+++ DATA LISTING
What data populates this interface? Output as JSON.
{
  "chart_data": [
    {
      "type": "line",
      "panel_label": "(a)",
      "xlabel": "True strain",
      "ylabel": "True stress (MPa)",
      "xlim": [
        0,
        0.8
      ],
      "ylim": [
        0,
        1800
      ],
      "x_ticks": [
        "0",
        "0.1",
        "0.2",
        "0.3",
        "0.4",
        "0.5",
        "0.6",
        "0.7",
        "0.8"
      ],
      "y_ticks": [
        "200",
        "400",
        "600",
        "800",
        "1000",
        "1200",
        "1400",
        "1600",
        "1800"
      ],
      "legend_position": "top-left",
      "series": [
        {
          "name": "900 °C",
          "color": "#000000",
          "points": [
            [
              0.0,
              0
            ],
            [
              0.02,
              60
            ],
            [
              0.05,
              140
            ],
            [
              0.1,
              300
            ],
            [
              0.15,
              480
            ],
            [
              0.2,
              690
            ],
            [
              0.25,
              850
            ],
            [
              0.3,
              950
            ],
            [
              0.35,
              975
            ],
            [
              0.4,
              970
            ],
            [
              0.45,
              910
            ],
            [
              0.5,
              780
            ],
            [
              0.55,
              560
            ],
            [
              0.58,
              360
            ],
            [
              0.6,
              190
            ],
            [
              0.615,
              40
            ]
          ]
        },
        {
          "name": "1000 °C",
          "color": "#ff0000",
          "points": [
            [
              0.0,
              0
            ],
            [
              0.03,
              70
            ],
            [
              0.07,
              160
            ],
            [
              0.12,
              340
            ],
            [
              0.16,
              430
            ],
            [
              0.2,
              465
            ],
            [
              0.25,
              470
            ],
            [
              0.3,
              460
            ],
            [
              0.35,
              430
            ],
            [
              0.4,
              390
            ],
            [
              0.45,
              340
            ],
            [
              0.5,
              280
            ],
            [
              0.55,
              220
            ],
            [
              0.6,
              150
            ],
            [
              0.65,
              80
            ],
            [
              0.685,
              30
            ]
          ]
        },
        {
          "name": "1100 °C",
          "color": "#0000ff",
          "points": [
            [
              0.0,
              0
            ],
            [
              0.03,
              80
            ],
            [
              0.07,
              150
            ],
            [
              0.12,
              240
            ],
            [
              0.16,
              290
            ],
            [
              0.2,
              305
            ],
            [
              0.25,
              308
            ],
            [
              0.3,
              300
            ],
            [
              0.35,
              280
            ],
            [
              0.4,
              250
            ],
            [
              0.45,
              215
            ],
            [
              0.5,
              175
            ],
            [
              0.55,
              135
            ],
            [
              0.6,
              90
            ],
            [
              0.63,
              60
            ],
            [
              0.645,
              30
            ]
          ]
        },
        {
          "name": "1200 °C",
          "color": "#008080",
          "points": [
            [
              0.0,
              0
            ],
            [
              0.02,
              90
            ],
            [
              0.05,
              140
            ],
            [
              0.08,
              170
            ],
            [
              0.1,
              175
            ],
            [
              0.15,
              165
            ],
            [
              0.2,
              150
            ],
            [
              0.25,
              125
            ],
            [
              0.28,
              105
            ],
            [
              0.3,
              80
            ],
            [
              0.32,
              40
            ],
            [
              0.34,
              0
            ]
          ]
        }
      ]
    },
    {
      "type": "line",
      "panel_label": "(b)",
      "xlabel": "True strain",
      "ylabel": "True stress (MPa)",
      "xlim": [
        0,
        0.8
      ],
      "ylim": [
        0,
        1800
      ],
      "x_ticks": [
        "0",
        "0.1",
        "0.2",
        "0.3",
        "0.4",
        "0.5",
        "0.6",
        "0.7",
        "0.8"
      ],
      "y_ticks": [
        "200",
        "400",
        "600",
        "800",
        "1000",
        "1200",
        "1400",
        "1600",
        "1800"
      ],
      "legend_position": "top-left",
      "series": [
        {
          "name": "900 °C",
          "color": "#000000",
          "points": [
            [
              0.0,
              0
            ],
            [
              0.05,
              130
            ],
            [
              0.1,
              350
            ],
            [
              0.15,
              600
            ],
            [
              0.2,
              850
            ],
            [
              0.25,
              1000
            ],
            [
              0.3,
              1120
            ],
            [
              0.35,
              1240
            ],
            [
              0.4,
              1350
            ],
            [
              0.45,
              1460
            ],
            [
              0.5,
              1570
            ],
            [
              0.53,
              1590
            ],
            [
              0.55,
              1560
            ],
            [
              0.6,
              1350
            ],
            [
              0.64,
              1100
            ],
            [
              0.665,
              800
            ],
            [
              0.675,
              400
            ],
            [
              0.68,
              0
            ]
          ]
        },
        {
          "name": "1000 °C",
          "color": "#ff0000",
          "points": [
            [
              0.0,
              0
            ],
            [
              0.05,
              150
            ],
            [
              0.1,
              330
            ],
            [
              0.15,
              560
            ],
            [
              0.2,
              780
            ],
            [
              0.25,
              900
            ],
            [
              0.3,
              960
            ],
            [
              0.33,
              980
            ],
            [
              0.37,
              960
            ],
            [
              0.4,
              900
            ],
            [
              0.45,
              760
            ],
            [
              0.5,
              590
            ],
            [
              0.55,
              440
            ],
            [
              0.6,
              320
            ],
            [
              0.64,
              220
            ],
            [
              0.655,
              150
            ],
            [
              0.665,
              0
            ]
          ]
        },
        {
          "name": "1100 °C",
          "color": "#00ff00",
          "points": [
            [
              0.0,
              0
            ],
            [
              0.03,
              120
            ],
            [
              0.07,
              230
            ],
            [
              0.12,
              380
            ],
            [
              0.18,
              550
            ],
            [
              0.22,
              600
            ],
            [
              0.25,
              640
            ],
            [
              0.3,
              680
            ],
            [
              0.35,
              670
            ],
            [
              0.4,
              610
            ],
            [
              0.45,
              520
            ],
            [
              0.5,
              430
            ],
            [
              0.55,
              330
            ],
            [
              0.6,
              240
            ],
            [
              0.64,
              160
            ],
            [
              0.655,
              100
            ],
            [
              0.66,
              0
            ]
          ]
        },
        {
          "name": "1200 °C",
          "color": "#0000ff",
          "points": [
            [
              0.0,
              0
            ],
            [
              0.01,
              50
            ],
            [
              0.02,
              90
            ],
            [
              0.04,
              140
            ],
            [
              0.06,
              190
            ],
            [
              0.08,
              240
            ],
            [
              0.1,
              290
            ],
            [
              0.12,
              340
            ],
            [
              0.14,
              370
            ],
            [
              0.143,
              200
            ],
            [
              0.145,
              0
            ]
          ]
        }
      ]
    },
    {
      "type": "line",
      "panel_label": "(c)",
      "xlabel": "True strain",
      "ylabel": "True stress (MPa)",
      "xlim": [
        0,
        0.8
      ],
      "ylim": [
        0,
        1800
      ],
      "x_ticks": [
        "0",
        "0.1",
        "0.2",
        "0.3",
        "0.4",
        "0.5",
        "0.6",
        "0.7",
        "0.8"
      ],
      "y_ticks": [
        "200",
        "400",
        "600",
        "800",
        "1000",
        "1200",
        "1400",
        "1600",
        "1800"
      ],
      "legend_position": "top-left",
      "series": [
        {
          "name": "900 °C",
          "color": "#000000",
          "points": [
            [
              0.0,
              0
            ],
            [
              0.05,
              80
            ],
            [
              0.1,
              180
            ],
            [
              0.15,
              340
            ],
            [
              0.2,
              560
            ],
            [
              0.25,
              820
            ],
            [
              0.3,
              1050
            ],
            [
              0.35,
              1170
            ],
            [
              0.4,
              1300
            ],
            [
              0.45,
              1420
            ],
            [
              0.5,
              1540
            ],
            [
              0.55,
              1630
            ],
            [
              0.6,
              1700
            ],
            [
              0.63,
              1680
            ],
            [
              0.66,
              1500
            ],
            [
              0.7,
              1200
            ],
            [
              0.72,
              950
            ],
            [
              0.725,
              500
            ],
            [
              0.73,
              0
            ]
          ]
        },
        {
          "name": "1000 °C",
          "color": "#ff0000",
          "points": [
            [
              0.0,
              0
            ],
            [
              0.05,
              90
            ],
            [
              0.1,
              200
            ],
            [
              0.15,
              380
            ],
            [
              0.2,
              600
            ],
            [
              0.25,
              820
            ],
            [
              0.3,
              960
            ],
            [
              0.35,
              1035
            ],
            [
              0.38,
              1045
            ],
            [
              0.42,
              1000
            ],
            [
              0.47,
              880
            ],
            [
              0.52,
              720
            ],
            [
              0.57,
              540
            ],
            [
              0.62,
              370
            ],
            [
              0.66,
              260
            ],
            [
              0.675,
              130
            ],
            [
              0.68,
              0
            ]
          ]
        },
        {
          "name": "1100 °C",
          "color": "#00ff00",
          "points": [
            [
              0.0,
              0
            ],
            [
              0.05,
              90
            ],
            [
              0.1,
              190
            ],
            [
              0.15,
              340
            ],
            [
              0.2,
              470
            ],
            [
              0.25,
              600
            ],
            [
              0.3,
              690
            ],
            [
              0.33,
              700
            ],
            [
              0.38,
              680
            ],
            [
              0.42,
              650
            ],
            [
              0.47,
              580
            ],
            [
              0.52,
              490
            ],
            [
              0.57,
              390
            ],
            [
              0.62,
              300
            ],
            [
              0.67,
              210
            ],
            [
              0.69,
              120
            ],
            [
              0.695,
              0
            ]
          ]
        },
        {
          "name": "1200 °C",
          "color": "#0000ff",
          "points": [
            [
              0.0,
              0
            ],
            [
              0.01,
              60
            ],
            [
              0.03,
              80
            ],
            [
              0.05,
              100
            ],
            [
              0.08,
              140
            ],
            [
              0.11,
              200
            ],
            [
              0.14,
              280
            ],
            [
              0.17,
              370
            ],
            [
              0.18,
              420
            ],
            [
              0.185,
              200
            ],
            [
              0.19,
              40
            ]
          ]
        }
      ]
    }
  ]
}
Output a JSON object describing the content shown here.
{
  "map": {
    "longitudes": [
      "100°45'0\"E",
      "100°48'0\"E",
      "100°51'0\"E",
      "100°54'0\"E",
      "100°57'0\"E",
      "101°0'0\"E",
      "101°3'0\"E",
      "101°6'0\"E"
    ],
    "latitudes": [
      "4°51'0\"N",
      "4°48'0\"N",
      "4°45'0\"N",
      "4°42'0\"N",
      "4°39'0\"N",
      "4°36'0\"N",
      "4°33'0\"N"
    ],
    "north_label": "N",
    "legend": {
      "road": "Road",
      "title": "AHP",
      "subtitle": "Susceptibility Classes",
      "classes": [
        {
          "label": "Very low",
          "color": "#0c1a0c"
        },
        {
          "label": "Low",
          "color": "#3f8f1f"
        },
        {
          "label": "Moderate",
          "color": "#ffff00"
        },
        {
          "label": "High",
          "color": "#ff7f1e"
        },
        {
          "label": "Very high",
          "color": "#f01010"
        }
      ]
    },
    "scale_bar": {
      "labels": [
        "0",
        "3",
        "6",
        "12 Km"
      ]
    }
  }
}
++++++
#### [EXERCISE DETAILS]
Gather all the lines that include the word "JSON" and copy them out.

#### [FULL RESPONSE]
What data populates this interface? Output as JSON.
Output a JSON object describing the content shown here.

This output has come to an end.